Copy out the material below in full, but not its images.
** Start of RECORD SET **
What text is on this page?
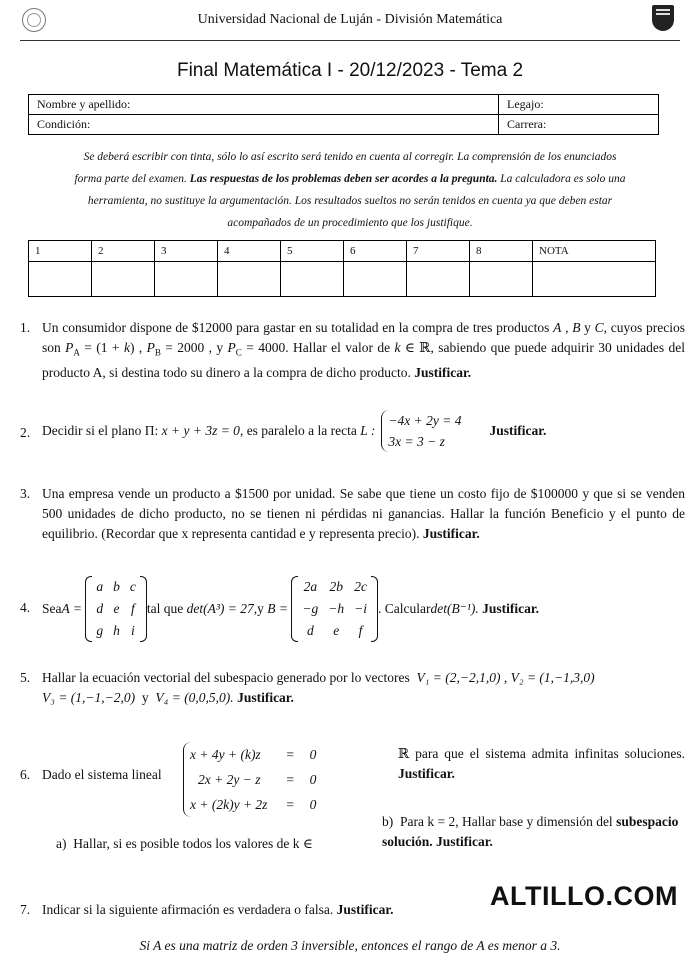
Universidad Nacional de Luján - División Matemática
Final Matemática I - 20/12/2023 - Tema 2
Nombre y apellido:	Legajo:
Condición:	Carrera:
Se deberá escribir con tinta, sólo lo así escrito será tenido en cuenta al corregir. La comprensión de los enunciados
forma parte del examen. Las respuestas de los problemas deben ser acordes a la pregunta. La calculadora es solo una
herramienta, no sustituye la argumentación. Los resultados sueltos no serán tenidos en cuenta ya que deben estar
acompañados de un procedimiento que los justifique.
1	2	3	4	5	6	7	8	NOTA

1. Un consumidor dispone de $12000 para gastar en su totalidad en la compra de tres productos A , B y C, cuyos precios son $P_A = (1 + k)$ , $P_B = 2000$ , y $P_C = 4000$. Hallar el valor de k ∈ ℝ, sabiendo que puede adquirir 30 unidades del producto A, si destina todo su dinero a la compra de dicho producto. Justificar.
2. Decidir si el plano Π:
x + y + 3z = 0 , es paralelo a la recta
L :
−4x + 2y = 4
3x = 3 − z
Justificar.
3. Una empresa vende un producto a $1500 por unidad. Se sabe que tiene un costo fijo de $100000 y que si se venden 500 unidades de dicho producto, no se tienen ni pérdidas ni ganancias. Hallar la función Beneficio y el punto de equilibrio. (Recordar que x representa cantidad e y representa precio). Justificar.
4. Sea A =

a	b	c
d	e	f
g	h	i
tal que
det(A³) = 27, y
B =

2a	2b	2c
−g	−h	−i
d	e	f
. Calcular det(B⁻¹).
Justificar.
5. Hallar la ecuación vectorial del subespacio generado por lo vectores  V₁ = (2,−2,1,0) , V₂ = (1,−1,3,0)
V₃ = (1,−1,−2,0)  y  V₄ = (0,0,5,0). Justificar.
6. Dado el sistema lineal
x + 4y + (k)z	=	0
2x + 2y − z	=	0
x + (2k)y + 2z	=	0
ℝ para que el sistema admita infinitas soluciones. Justificar.
b) Para k = 2, Hallar base y dimensión del subespacio solución. Justificar.
a) Hallar, si es posible todos los valores de k ∈
ALTILLO.COM
7. Indicar si la siguiente afirmación es verdadera o falsa. Justificar.
Si A es una matriz de orden 3 inversible, entonces el rango de A es menor a 3.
** End of RECORD SET **
* **THE OUTPUT**:
What text is on this page?
Universidad Nacional de Luján - División Matemática
Final Matemática I - 20/12/2023 - Tema 2
Nombre y apellido:	Legajo:
Condición:	Carrera:
Se deberá escribir con tinta, sólo lo así escrito será tenido en cuenta al corregir. La comprensión de los enunciados
forma parte del examen. Las respuestas de los problemas deben ser acordes a la pregunta. La calculadora es solo una
herramienta, no sustituye la argumentación. Los resultados sueltos no serán tenidos en cuenta ya que deben estar
acompañados de un procedimiento que los justifique.
1	2	3	4	5	6	7	8	NOTA

1. Un consumidor dispone de $12000 para gastar en su totalidad en la compra de tres productos A , B y C, cuyos precios son $P_A = (1 + k)$ , $P_B = 2000$ , y $P_C = 4000$. Hallar el valor de k ∈ ℝ, sabiendo que puede adquirir 30 unidades del producto A, si destina todo su dinero a la compra de dicho producto. Justificar.
2. Decidir si el plano Π:
x + y + 3z = 0 , es paralelo a la recta
L :
−4x + 2y = 4
3x = 3 − z
Justificar.
3. Una empresa vende un producto a $1500 por unidad. Se sabe que tiene un costo fijo de $100000 y que si se venden 500 unidades de dicho producto, no se tienen ni pérdidas ni ganancias. Hallar la función Beneficio y el punto de equilibrio. (Recordar que x representa cantidad e y representa precio). Justificar.
4. Sea A =

a	b	c
d	e	f
g	h	i
tal que
det(A³) = 27, y
B =

2a	2b	2c
−g	−h	−i
d	e	f
. Calcular det(B⁻¹).
Justificar.
5. Hallar la ecuación vectorial del subespacio generado por lo vectores  V₁ = (2,−2,1,0) , V₂ = (1,−1,3,0)
V₃ = (1,−1,−2,0)  y  V₄ = (0,0,5,0). Justificar.
6. Dado el sistema lineal
x + 4y + (k)z	=	0
2x + 2y − z	=	0
x + (2k)y + 2z	=	0
ℝ para que el sistema admita infinitas soluciones. Justificar.
b) Para k = 2, Hallar base y dimensión del subespacio solución. Justificar.
a) Hallar, si es posible todos los valores de k ∈
ALTILLO.COM
7. Indicar si la siguiente afirmación es verdadera o falsa. Justificar.
Si A es una matriz de orden 3 inversible, entonces el rango de A es menor a 3.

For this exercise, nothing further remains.